EXERCISE INSTRUCTIONS:
In full and without deviation, write out the entries that follow.

..............................

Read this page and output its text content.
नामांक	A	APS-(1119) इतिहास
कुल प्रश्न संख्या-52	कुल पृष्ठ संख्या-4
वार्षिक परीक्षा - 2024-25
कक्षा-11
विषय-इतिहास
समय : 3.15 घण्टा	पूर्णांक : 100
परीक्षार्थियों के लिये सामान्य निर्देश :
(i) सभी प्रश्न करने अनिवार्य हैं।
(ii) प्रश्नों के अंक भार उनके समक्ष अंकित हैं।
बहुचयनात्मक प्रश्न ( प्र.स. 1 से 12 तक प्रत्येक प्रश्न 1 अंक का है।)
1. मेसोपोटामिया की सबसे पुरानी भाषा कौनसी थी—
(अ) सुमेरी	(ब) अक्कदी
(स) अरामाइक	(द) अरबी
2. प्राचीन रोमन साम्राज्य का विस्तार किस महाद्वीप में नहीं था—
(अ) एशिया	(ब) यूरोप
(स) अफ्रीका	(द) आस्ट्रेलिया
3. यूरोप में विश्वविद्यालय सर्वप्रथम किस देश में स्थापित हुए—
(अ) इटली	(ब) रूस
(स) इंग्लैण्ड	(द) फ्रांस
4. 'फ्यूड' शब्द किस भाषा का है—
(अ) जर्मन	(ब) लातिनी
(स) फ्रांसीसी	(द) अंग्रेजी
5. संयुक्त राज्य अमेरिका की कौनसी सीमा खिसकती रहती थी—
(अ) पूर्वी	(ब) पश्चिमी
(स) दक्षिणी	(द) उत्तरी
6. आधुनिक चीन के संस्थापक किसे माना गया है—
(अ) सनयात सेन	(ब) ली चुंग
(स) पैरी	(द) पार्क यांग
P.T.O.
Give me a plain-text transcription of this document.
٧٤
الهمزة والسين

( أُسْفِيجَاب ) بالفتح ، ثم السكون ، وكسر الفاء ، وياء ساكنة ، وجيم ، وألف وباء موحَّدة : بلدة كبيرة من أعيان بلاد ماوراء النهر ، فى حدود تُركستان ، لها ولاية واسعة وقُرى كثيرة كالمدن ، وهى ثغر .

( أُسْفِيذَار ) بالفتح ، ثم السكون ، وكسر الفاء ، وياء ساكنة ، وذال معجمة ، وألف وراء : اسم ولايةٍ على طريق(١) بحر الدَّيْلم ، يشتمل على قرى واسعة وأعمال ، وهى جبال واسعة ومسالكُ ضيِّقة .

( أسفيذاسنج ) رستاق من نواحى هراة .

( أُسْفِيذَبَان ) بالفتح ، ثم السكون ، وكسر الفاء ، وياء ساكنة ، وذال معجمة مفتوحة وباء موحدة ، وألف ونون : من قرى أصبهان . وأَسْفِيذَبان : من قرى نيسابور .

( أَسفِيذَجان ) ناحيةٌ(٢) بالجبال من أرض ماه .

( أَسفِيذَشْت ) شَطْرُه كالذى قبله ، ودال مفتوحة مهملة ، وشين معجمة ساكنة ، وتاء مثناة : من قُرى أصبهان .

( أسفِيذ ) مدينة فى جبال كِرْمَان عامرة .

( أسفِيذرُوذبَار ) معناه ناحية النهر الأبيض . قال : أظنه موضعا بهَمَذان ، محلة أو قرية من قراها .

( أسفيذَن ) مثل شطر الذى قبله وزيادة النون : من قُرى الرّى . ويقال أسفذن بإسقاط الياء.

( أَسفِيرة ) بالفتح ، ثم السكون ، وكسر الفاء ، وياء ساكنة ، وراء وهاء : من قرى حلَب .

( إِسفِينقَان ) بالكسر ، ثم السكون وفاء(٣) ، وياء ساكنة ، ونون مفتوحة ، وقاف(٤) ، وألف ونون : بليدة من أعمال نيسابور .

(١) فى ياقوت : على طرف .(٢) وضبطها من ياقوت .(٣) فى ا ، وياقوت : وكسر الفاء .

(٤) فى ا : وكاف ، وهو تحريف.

..............................

WRITTEN SOLUTION:
Read this page and output its text content.
नामांक	A	APS-(1119) इतिहास
कुल प्रश्न संख्या-52	कुल पृष्ठ संख्या-4
वार्षिक परीक्षा - 2024-25
कक्षा-11
विषय-इतिहास
समय : 3.15 घण्टा	पूर्णांक : 100
परीक्षार्थियों के लिये सामान्य निर्देश :
(i) सभी प्रश्न करने अनिवार्य हैं।
(ii) प्रश्नों के अंक भार उनके समक्ष अंकित हैं।
बहुचयनात्मक प्रश्न ( प्र.स. 1 से 12 तक प्रत्येक प्रश्न 1 अंक का है।)
1. मेसोपोटामिया की सबसे पुरानी भाषा कौनसी थी—
(अ) सुमेरी	(ब) अक्कदी
(स) अरामाइक	(द) अरबी
2. प्राचीन रोमन साम्राज्य का विस्तार किस महाद्वीप में नहीं था—
(अ) एशिया	(ब) यूरोप
(स) अफ्रीका	(द) आस्ट्रेलिया
3. यूरोप में विश्वविद्यालय सर्वप्रथम किस देश में स्थापित हुए—
(अ) इटली	(ब) रूस
(स) इंग्लैण्ड	(द) फ्रांस
4. 'फ्यूड' शब्द किस भाषा का है—
(अ) जर्मन	(ब) लातिनी
(स) फ्रांसीसी	(द) अंग्रेजी
5. संयुक्त राज्य अमेरिका की कौनसी सीमा खिसकती रहती थी—
(अ) पूर्वी	(ब) पश्चिमी
(स) दक्षिणी	(द) उत्तरी
6. आधुनिक चीन के संस्थापक किसे माना गया है—
(अ) सनयात सेन	(ब) ली चुंग
(स) पैरी	(द) पार्क यांग
P.T.O.
Give me a plain-text transcription of this document.
٧٤
الهمزة والسين

( أُسْفِيجَاب ) بالفتح ، ثم السكون ، وكسر الفاء ، وياء ساكنة ، وجيم ، وألف وباء موحَّدة : بلدة كبيرة من أعيان بلاد ماوراء النهر ، فى حدود تُركستان ، لها ولاية واسعة وقُرى كثيرة كالمدن ، وهى ثغر .

( أُسْفِيذَار ) بالفتح ، ثم السكون ، وكسر الفاء ، وياء ساكنة ، وذال معجمة ، وألف وراء : اسم ولايةٍ على طريق(١) بحر الدَّيْلم ، يشتمل على قرى واسعة وأعمال ، وهى جبال واسعة ومسالكُ ضيِّقة .

( أسفيذاسنج ) رستاق من نواحى هراة .

( أُسْفِيذَبَان ) بالفتح ، ثم السكون ، وكسر الفاء ، وياء ساكنة ، وذال معجمة مفتوحة وباء موحدة ، وألف ونون : من قرى أصبهان . وأَسْفِيذَبان : من قرى نيسابور .

( أَسفِيذَجان ) ناحيةٌ(٢) بالجبال من أرض ماه .

( أَسفِيذَشْت ) شَطْرُه كالذى قبله ، ودال مفتوحة مهملة ، وشين معجمة ساكنة ، وتاء مثناة : من قُرى أصبهان .

( أسفِيذ ) مدينة فى جبال كِرْمَان عامرة .

( أسفِيذرُوذبَار ) معناه ناحية النهر الأبيض . قال : أظنه موضعا بهَمَذان ، محلة أو قرية من قراها .

( أسفيذَن ) مثل شطر الذى قبله وزيادة النون : من قُرى الرّى . ويقال أسفذن بإسقاط الياء.

( أَسفِيرة ) بالفتح ، ثم السكون ، وكسر الفاء ، وياء ساكنة ، وراء وهاء : من قرى حلَب .

( إِسفِينقَان ) بالكسر ، ثم السكون وفاء(٣) ، وياء ساكنة ، ونون مفتوحة ، وقاف(٤) ، وألف ونون : بليدة من أعمال نيسابور .

(١) فى ياقوت : على طرف .(٢) وضبطها من ياقوت .(٣) فى ا ، وياقوت : وكسر الفاء .

(٤) فى ا : وكاف ، وهو تحريف.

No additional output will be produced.